**GIVEN EXERCISE**
Your reply should be one number: the count of lines holding the word "JSON".

== RECORD EXTRACTS ==

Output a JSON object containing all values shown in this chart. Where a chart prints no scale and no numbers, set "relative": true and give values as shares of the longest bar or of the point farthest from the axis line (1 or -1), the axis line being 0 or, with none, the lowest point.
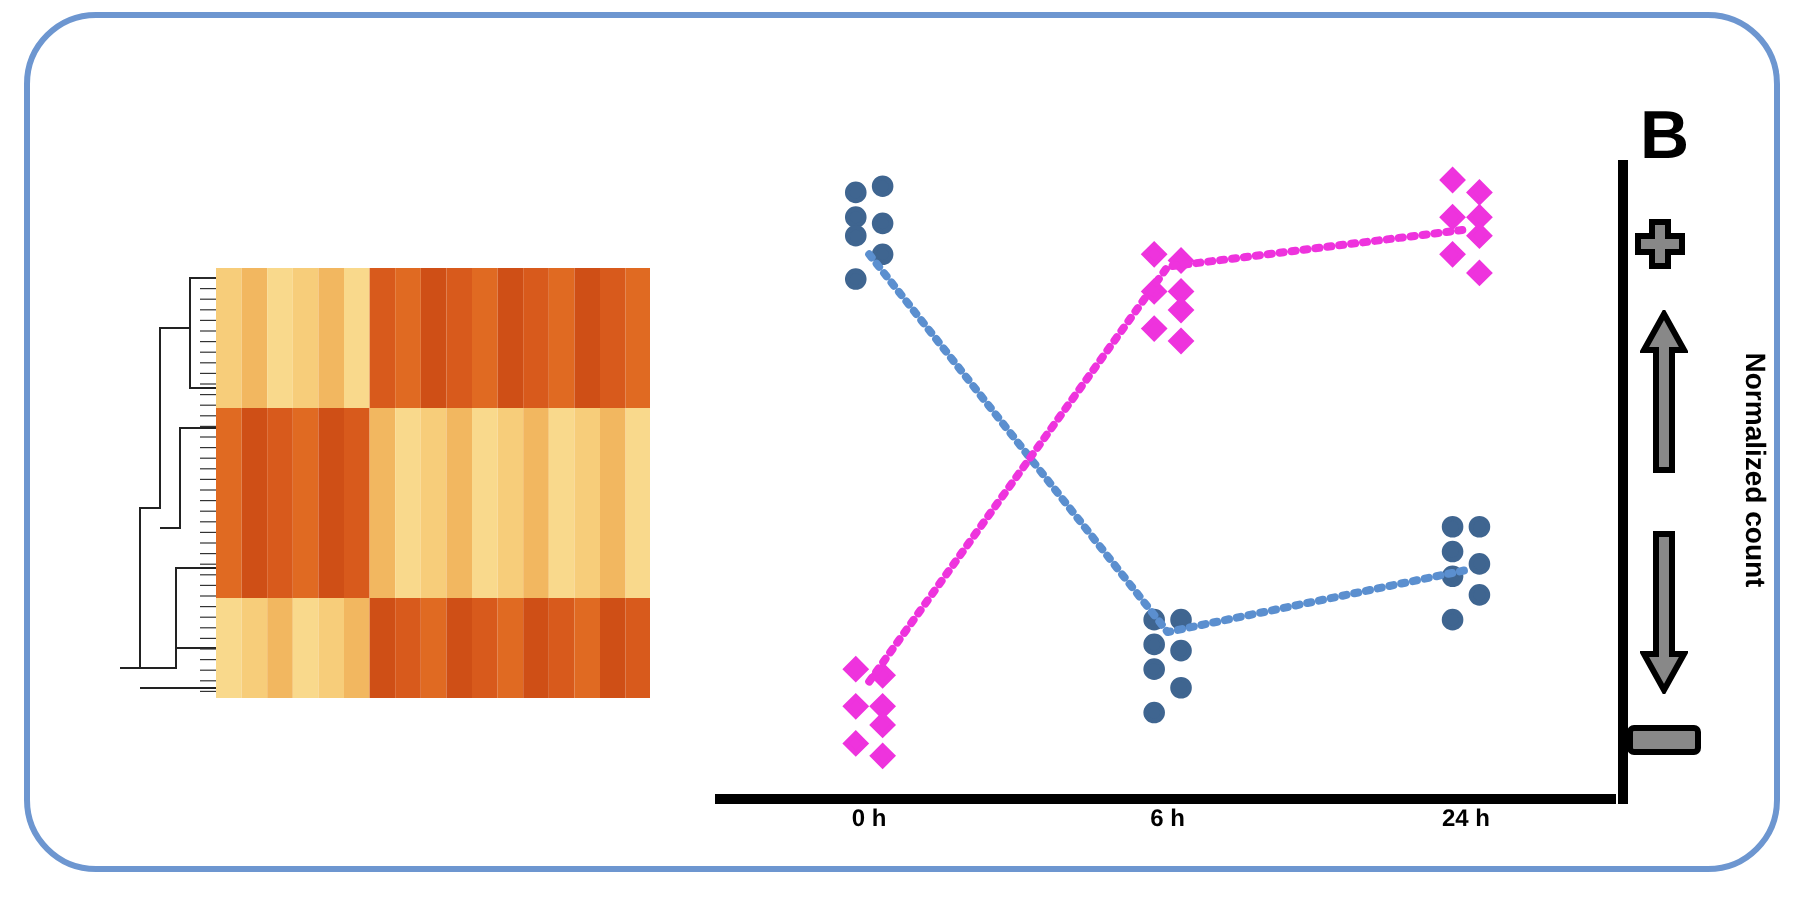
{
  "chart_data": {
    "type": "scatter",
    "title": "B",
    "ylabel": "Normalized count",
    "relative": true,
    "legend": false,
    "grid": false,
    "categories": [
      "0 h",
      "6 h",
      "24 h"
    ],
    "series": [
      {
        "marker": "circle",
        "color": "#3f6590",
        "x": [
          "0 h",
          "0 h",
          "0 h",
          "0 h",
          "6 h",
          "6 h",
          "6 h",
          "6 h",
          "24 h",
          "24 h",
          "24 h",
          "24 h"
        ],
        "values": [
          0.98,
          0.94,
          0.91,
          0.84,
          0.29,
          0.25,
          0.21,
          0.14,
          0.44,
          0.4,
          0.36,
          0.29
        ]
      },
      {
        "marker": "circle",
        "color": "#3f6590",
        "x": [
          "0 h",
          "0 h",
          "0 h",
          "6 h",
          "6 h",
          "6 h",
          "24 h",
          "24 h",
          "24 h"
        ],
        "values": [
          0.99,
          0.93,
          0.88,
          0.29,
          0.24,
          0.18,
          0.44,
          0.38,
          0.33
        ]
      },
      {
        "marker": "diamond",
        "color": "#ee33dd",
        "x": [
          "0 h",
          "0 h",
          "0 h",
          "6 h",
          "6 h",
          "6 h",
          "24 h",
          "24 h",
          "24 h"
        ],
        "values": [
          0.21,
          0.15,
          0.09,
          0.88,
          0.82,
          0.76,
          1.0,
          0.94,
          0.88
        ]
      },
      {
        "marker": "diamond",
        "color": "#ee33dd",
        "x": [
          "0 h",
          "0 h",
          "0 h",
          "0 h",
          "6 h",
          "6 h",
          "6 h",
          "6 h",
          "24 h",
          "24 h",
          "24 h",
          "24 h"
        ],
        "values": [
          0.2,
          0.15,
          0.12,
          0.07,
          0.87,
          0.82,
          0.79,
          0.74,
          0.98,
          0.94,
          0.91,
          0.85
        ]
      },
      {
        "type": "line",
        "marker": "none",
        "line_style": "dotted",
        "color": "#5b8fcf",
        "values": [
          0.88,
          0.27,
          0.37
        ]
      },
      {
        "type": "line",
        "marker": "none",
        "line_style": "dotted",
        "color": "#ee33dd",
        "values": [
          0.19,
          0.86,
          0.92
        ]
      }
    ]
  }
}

===
== RECORD EXTRACTS ==

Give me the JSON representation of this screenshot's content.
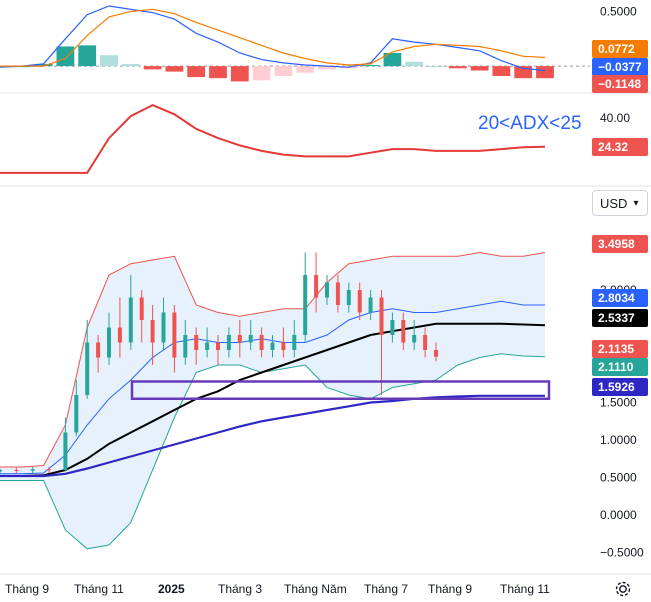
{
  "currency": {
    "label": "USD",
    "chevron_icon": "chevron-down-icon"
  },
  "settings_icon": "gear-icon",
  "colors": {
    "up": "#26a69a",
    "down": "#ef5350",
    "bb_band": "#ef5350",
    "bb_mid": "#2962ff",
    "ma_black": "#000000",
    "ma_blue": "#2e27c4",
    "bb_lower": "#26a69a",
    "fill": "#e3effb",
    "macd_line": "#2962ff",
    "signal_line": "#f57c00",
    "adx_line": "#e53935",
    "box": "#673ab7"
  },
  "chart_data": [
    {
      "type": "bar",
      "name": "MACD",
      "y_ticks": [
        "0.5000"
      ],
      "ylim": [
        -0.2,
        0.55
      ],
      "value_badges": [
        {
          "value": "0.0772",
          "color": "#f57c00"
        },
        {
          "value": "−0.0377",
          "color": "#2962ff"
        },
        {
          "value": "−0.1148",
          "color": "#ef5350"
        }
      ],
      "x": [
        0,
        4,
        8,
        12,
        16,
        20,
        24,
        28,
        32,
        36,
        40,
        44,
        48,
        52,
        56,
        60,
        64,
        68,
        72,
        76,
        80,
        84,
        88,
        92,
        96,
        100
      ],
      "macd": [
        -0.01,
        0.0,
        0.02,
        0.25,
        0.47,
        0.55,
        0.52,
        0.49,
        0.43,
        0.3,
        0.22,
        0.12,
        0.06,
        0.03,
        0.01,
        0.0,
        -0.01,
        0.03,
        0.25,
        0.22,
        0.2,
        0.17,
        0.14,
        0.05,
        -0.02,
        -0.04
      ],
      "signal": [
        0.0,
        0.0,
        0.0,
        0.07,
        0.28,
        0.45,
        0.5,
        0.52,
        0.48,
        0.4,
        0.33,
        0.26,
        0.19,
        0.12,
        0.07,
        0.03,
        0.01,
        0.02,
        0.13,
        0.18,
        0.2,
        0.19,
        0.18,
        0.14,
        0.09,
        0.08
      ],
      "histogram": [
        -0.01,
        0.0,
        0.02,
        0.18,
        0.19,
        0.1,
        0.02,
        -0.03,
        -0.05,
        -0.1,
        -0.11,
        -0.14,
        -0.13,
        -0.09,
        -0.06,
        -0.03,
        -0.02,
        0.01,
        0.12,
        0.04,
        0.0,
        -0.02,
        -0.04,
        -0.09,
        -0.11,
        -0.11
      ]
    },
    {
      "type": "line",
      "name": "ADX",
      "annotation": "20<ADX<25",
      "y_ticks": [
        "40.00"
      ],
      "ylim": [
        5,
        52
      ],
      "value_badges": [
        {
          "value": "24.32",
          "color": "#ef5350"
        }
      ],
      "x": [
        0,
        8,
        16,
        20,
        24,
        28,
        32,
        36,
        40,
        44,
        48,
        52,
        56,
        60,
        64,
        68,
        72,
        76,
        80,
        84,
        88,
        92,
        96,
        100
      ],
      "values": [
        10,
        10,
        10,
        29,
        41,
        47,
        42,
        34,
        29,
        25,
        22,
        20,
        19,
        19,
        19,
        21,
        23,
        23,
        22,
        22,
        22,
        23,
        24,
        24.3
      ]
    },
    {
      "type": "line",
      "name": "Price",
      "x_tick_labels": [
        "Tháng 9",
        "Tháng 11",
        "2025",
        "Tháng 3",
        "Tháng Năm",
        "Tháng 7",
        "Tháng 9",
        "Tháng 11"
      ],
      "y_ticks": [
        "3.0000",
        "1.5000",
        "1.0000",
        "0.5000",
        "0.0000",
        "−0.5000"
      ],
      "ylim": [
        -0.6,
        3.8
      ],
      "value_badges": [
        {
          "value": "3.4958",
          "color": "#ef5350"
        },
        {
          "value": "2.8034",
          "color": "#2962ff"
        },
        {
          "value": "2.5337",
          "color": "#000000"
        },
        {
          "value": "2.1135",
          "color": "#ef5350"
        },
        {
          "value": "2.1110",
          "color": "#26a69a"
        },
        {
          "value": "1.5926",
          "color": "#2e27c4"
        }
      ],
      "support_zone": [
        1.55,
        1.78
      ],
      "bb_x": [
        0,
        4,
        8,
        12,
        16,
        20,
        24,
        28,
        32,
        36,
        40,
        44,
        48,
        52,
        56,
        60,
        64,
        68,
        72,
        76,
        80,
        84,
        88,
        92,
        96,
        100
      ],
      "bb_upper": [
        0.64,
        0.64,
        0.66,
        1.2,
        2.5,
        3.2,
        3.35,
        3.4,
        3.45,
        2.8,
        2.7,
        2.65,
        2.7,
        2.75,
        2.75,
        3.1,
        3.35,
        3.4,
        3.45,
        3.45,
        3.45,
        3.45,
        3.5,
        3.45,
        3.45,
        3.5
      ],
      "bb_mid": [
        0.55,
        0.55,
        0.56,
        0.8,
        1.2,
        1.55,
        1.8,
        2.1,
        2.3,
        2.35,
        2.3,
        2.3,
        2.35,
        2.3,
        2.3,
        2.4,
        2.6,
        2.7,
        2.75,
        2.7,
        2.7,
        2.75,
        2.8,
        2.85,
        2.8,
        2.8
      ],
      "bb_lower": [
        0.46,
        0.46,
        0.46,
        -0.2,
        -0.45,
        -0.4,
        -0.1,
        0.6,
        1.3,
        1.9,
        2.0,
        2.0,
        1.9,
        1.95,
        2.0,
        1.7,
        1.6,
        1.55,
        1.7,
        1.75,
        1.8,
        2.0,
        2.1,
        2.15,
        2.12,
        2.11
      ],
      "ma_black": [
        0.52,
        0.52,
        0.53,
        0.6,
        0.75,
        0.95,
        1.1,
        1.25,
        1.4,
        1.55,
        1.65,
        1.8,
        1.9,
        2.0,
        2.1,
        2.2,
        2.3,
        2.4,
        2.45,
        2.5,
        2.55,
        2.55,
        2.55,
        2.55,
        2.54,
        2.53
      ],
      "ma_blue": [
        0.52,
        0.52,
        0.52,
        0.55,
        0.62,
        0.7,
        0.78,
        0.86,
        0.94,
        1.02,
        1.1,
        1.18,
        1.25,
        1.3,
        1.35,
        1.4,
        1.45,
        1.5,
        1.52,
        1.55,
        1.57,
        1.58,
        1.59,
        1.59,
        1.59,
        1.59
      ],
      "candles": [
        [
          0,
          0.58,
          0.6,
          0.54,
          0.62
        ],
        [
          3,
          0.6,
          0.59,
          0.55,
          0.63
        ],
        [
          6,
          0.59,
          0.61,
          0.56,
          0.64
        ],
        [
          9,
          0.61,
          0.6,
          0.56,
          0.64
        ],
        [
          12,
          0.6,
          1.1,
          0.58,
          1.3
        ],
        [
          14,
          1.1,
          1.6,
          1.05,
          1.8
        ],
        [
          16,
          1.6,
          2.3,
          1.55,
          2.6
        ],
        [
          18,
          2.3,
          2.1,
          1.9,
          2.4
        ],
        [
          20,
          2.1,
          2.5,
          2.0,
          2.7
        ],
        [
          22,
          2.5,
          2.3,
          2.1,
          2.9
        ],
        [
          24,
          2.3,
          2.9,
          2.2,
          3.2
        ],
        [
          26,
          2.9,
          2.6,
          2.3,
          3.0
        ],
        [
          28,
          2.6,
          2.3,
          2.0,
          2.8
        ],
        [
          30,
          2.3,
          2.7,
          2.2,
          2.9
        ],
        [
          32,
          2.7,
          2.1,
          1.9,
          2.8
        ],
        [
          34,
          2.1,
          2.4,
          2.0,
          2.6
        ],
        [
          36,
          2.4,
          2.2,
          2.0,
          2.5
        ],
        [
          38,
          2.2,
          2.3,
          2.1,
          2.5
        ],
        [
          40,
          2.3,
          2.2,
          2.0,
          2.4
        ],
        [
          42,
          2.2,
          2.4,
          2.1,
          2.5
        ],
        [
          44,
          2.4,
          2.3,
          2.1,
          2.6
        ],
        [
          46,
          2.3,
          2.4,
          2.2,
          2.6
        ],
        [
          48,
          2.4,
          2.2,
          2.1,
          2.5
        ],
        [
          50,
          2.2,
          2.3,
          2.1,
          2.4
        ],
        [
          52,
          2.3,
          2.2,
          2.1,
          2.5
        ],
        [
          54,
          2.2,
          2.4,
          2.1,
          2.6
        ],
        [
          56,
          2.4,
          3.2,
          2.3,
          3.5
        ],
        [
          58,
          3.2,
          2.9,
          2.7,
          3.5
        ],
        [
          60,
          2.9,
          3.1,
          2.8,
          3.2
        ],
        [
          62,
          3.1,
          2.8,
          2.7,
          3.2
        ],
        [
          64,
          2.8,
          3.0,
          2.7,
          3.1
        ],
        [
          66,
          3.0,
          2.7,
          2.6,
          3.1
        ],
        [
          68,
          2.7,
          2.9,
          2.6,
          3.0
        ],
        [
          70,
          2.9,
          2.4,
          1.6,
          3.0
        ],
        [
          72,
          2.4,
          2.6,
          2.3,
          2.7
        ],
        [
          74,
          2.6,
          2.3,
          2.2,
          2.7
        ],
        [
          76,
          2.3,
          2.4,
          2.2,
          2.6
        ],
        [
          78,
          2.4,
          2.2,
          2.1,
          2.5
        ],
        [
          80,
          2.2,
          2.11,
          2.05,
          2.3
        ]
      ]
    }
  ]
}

===

**COMPLETE ANSWER**
2